TASK: Copy, from the entries below, each line in which the string "true" appears.

SUPPLIED INFORMATION:
_ _ _ _ _ _ _

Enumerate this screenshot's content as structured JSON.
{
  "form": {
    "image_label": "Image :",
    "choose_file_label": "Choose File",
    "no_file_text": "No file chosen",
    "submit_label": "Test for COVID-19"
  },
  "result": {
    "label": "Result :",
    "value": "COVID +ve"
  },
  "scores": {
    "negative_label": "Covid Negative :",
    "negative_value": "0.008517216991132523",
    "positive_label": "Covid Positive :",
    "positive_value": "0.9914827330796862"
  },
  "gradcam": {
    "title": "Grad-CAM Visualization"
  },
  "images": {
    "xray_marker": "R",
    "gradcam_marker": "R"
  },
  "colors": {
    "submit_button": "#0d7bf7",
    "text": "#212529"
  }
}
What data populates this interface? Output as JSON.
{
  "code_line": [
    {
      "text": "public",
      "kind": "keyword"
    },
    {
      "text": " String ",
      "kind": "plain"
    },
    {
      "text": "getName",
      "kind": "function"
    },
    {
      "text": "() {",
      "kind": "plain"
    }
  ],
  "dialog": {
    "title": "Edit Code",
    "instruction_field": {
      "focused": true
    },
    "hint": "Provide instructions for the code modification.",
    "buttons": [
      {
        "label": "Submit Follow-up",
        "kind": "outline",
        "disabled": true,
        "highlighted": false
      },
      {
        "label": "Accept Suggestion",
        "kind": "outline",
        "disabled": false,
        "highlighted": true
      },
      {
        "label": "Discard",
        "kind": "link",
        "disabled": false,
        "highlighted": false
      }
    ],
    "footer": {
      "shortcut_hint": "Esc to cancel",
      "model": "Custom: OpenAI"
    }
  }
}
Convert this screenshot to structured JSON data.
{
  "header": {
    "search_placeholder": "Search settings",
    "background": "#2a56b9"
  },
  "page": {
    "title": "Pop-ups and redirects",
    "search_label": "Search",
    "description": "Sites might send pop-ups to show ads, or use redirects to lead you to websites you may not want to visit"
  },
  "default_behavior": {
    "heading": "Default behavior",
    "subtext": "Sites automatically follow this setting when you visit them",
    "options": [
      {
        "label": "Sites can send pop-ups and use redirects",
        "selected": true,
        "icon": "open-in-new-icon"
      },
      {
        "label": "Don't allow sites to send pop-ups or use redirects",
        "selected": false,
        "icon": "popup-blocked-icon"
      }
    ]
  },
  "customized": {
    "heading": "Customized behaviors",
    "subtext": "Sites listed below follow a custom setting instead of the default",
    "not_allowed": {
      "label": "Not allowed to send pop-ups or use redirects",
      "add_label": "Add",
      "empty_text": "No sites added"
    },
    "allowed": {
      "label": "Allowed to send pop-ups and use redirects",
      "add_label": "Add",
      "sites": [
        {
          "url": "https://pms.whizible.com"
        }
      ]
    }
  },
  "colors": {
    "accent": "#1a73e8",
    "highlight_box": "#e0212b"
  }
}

_ _ _ _ _ _ _

EXPECTED ANSWER:
      "focused": true
        "disabled": true,
        "highlighted": true
        "selected": true,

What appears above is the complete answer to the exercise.